TASK DETAILS:
Among the lines of this listing, determine how many contain the string "JSON". Answer with the number only.

[START ENTRIES]

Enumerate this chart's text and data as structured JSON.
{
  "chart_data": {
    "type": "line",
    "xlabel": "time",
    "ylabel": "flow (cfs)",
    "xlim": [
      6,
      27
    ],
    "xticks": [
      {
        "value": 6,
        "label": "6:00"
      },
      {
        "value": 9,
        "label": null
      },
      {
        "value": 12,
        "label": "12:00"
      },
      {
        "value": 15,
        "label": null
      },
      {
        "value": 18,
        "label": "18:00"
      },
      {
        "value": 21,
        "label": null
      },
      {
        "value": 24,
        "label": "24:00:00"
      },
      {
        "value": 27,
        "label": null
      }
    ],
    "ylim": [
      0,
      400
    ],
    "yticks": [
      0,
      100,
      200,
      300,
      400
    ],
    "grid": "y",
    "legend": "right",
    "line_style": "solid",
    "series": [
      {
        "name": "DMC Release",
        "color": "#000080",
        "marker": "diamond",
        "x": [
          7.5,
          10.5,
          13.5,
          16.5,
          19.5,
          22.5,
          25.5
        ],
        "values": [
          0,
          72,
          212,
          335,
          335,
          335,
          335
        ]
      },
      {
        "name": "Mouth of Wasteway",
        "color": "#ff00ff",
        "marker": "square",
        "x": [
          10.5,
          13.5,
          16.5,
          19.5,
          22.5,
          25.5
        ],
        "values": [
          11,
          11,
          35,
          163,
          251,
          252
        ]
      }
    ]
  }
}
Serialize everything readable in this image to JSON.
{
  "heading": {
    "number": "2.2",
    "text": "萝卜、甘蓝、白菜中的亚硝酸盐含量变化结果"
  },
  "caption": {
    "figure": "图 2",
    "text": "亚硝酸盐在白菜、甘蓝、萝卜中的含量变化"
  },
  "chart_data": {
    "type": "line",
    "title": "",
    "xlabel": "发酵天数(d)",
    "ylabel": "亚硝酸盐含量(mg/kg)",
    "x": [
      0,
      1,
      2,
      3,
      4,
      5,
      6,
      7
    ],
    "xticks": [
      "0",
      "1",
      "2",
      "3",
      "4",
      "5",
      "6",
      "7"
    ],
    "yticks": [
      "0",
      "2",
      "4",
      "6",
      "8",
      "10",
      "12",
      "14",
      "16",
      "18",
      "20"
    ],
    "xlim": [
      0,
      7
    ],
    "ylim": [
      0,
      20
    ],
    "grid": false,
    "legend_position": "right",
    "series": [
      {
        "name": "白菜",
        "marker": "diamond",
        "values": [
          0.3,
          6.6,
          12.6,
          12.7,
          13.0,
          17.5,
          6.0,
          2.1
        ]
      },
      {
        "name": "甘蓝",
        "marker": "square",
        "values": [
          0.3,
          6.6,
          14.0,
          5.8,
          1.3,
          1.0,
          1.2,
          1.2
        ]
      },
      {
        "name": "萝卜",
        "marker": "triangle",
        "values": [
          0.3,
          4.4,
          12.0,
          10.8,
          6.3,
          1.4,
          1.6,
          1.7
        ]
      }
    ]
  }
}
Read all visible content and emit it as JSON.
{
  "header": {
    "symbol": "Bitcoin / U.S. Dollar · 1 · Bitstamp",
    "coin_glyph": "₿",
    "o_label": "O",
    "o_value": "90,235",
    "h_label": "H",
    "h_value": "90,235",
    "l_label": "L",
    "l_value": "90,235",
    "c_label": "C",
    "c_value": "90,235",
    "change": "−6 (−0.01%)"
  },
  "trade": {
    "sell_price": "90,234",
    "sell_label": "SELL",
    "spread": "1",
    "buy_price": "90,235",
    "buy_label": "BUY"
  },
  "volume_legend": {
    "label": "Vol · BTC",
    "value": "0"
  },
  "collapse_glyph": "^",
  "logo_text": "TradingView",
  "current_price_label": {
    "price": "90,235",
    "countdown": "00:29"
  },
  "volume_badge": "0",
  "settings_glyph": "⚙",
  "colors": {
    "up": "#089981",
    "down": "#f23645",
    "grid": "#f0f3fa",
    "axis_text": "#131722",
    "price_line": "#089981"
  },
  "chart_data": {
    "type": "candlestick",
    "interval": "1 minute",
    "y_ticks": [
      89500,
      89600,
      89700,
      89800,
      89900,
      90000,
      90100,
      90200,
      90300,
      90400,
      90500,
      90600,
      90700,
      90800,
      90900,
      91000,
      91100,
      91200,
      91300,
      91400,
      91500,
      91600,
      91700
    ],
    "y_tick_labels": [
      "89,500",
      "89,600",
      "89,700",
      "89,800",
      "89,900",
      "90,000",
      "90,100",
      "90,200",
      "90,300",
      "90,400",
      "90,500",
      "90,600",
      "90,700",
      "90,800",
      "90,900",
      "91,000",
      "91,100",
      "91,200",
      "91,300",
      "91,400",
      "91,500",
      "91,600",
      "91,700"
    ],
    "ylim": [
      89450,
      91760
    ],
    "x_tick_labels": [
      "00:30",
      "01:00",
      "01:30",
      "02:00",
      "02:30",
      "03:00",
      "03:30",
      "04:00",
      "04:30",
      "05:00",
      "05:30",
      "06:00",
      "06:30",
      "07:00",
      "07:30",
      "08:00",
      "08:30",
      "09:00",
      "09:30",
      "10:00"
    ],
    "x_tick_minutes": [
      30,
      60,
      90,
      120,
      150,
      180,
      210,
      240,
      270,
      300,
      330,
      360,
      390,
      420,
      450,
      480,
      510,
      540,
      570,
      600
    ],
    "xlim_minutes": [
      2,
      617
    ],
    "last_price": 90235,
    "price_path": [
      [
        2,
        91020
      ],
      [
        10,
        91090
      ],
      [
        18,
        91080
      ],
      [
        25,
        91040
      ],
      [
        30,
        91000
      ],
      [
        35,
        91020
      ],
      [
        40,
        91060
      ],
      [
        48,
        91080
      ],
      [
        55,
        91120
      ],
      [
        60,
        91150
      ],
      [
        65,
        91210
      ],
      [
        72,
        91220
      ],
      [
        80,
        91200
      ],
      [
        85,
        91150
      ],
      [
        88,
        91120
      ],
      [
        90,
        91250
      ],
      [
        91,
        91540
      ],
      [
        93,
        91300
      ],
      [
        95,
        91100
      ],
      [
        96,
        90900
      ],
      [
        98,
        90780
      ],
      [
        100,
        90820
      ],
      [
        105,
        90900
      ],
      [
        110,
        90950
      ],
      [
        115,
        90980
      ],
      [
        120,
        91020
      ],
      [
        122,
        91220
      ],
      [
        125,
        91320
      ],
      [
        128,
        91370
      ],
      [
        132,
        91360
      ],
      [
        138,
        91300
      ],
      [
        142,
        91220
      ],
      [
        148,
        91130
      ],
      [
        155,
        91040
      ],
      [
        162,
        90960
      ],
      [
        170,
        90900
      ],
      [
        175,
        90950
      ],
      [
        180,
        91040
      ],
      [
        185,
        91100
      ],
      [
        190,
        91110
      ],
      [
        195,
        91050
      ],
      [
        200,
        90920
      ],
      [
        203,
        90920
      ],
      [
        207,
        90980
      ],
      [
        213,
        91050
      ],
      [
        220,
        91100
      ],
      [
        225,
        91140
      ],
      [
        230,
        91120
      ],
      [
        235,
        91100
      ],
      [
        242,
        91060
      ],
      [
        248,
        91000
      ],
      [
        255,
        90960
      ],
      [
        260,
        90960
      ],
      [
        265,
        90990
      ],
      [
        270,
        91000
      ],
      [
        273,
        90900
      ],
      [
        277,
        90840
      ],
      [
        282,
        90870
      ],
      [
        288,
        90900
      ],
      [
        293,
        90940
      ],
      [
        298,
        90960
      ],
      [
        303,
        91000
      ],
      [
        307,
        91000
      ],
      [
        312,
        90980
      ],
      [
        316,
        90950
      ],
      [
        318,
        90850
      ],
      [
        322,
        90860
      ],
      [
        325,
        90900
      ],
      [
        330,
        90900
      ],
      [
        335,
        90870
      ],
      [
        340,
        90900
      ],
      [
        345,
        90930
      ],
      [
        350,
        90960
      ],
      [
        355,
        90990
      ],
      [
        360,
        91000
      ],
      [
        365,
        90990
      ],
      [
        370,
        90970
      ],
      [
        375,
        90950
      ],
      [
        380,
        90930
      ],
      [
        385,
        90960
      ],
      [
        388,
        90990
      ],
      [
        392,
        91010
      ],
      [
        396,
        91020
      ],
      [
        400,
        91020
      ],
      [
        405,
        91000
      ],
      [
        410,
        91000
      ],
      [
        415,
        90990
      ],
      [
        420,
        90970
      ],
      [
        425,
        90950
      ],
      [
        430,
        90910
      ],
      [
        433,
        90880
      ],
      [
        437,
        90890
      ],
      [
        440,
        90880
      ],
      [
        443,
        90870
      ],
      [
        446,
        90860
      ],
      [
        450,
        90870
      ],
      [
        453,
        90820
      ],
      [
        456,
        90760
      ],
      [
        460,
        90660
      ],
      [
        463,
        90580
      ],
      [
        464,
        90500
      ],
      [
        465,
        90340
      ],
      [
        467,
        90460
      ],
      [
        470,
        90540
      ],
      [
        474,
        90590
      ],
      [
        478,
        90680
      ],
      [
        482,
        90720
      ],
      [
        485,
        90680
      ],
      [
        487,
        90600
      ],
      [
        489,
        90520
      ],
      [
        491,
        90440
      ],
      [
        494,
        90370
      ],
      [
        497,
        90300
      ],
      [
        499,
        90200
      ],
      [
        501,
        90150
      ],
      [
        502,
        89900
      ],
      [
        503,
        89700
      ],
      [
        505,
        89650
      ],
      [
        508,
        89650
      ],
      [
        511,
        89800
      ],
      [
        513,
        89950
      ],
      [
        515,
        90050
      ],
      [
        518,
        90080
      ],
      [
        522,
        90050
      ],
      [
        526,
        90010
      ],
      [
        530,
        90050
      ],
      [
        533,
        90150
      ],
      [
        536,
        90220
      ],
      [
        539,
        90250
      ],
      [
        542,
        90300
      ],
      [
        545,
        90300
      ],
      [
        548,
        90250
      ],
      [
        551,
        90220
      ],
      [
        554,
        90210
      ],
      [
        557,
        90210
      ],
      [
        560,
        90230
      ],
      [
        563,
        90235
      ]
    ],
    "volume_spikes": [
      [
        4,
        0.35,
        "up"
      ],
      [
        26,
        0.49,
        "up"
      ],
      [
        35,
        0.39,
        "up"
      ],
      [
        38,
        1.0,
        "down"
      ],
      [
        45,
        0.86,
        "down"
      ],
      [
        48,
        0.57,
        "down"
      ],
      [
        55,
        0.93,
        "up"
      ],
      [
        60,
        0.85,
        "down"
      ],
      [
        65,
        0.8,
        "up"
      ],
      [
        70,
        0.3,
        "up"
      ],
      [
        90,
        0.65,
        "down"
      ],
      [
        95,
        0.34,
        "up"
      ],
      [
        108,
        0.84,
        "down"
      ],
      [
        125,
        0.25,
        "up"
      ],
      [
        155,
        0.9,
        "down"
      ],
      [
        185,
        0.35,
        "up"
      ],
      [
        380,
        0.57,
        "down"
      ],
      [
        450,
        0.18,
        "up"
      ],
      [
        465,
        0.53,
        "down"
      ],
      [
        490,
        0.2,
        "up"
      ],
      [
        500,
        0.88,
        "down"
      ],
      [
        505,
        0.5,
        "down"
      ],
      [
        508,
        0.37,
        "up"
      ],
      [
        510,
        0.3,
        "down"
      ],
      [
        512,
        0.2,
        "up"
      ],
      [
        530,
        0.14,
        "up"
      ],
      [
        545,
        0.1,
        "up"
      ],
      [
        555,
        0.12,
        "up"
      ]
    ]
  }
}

[END ENTRIES]

IN RESPONSE:
3